*REQUIREMENTS:* Look through the records below, and copy out every line that holds the string "Ctrl".

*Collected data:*
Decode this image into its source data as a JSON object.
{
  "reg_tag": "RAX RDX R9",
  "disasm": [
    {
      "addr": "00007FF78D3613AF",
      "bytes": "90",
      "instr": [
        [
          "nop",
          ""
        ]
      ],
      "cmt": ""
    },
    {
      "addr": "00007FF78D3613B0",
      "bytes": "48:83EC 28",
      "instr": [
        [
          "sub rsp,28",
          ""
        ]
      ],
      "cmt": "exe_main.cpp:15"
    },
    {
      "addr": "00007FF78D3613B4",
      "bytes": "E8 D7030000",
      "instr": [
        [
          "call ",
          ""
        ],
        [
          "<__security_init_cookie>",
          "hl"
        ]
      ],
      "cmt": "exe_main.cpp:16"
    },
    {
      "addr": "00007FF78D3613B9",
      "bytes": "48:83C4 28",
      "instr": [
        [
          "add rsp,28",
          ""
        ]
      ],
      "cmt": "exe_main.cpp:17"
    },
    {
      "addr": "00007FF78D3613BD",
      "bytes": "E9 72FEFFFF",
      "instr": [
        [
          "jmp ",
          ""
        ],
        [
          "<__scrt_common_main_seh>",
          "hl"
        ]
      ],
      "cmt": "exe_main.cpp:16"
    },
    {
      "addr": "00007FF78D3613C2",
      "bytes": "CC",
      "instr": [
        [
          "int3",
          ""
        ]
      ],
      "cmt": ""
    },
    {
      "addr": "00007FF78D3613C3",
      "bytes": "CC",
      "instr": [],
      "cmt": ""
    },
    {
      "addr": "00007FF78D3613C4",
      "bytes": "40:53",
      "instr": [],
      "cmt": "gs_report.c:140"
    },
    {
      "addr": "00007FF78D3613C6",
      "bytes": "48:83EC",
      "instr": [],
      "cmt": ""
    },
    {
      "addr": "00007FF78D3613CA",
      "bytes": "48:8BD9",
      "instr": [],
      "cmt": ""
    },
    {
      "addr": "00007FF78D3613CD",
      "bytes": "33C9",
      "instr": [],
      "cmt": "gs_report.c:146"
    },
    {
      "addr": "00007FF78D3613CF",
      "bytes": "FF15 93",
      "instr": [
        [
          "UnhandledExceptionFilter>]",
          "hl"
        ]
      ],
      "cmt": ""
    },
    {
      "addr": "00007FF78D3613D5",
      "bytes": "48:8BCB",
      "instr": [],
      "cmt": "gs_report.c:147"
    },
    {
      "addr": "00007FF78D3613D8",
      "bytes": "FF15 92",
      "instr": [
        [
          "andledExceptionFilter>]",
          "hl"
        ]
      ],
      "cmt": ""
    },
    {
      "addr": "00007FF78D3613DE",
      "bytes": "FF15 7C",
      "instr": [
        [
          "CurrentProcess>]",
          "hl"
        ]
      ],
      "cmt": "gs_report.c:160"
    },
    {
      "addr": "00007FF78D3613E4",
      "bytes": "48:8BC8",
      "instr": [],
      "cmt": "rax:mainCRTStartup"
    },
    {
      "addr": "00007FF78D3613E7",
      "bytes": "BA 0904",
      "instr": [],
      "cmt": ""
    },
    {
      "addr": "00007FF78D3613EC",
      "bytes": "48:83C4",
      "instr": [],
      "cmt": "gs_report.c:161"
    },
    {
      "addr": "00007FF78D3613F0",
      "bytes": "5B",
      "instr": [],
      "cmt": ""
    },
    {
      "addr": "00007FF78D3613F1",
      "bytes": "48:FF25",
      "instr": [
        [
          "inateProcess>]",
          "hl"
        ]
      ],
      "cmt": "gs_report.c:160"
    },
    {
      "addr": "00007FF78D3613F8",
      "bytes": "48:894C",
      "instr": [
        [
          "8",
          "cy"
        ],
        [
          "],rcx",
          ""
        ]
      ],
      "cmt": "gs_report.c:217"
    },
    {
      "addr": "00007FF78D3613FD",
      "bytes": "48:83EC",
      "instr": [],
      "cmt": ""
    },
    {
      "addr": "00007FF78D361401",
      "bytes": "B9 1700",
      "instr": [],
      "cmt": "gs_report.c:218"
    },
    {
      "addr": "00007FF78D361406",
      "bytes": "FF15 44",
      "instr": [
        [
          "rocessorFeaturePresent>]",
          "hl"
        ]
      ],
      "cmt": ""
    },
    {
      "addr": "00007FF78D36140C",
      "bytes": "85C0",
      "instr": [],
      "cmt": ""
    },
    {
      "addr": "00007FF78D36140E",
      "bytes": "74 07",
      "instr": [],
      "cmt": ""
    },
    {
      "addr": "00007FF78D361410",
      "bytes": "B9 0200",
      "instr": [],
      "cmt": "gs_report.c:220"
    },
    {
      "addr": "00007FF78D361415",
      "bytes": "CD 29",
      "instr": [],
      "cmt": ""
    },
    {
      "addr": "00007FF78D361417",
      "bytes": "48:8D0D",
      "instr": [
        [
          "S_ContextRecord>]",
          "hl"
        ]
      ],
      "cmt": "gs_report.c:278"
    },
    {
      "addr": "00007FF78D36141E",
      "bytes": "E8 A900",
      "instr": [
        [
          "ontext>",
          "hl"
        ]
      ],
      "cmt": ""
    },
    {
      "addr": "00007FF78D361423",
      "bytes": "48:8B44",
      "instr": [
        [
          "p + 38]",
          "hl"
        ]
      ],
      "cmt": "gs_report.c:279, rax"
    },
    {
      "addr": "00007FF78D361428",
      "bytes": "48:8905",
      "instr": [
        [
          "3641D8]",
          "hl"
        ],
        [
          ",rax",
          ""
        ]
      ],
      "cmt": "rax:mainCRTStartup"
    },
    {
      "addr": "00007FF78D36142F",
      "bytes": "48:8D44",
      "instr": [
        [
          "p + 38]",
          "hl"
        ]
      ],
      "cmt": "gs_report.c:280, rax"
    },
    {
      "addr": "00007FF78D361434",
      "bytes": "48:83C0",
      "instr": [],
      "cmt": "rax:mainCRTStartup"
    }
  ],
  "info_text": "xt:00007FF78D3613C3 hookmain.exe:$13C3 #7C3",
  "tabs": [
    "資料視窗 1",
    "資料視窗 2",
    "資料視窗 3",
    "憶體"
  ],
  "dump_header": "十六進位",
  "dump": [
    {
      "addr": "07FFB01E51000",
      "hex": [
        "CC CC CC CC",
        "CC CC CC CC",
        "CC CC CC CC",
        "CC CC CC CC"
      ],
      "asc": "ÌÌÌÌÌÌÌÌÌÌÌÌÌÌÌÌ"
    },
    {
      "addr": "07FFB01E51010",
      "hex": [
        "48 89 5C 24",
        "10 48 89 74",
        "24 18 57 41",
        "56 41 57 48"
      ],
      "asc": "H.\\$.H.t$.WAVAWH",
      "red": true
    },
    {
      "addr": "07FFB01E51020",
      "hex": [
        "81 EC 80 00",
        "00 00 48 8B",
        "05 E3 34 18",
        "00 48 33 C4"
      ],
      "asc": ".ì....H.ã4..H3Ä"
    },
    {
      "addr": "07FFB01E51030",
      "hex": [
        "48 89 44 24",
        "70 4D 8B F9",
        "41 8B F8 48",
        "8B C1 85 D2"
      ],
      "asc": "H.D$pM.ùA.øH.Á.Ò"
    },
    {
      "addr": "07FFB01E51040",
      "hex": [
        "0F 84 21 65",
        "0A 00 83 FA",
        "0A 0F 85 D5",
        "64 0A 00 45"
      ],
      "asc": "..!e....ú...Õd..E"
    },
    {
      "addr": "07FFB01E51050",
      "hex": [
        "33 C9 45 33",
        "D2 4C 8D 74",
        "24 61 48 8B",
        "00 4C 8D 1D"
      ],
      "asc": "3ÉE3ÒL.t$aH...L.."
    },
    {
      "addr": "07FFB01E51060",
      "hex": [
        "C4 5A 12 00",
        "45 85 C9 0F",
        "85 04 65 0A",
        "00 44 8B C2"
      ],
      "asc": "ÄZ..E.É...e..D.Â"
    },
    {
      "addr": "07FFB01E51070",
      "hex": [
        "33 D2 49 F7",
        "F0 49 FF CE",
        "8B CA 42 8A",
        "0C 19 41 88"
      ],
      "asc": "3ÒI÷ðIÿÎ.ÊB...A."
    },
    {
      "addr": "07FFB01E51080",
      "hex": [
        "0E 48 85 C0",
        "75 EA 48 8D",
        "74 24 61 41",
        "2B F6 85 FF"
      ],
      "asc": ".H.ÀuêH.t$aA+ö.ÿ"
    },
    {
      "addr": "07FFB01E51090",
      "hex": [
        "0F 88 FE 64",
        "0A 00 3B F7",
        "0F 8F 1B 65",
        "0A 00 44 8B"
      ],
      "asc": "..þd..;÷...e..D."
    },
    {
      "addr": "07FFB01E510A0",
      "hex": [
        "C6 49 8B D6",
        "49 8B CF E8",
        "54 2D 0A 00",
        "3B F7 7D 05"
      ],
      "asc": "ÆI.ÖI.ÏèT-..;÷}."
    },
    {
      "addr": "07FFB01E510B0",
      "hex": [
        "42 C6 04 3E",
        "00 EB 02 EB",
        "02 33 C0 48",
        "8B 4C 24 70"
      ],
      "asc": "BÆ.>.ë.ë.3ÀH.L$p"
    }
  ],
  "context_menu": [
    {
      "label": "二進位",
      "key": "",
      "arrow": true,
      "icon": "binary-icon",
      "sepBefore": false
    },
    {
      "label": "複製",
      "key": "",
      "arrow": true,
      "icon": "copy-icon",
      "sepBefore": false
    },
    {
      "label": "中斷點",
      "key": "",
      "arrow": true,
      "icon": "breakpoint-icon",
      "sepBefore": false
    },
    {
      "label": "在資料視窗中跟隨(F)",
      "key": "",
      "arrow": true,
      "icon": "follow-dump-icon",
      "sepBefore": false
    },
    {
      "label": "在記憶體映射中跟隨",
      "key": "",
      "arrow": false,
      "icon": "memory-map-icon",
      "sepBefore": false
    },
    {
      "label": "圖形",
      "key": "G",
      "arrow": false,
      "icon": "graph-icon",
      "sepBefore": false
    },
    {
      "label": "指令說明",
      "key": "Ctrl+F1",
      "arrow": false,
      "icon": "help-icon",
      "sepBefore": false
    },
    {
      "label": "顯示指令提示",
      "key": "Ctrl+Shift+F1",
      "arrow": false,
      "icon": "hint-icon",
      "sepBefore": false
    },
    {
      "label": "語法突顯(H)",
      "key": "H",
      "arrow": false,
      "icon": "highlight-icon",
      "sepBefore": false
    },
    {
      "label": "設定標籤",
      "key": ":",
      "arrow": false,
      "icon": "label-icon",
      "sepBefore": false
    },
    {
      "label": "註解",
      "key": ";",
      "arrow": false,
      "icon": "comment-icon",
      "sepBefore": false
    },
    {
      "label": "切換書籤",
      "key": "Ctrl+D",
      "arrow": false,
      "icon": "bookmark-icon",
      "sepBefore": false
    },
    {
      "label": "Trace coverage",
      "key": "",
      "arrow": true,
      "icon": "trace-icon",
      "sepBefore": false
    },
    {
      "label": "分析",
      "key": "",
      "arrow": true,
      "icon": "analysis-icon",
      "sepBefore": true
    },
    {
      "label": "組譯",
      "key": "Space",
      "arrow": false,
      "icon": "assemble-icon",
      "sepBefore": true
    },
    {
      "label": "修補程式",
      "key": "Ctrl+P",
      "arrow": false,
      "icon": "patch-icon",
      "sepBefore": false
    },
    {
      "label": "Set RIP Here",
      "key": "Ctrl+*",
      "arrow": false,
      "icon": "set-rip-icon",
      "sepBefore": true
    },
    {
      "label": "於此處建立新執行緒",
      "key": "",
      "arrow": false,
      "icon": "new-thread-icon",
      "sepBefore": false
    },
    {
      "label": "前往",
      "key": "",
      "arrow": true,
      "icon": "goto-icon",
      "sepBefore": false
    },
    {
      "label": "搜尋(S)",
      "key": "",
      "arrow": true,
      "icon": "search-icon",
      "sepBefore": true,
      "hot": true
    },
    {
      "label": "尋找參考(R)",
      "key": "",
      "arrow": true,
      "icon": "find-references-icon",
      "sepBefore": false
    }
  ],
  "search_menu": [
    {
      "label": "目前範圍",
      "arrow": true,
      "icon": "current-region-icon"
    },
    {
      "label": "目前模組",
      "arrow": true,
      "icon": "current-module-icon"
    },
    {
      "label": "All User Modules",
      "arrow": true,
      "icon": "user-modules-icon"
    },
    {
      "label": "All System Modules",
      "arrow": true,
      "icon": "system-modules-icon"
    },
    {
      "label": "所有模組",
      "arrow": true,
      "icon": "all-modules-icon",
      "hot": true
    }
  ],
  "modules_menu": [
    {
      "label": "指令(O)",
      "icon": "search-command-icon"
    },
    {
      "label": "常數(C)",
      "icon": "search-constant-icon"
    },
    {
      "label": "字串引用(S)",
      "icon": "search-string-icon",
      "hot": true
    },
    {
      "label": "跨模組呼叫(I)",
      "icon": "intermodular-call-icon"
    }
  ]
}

*EXERCISE RESPONSE:*
      "key": "Ctrl+F1",
      "key": "Ctrl+Shift+F1",
      "key": "Ctrl+D",
      "key": "Ctrl+P",
      "key": "Ctrl+*",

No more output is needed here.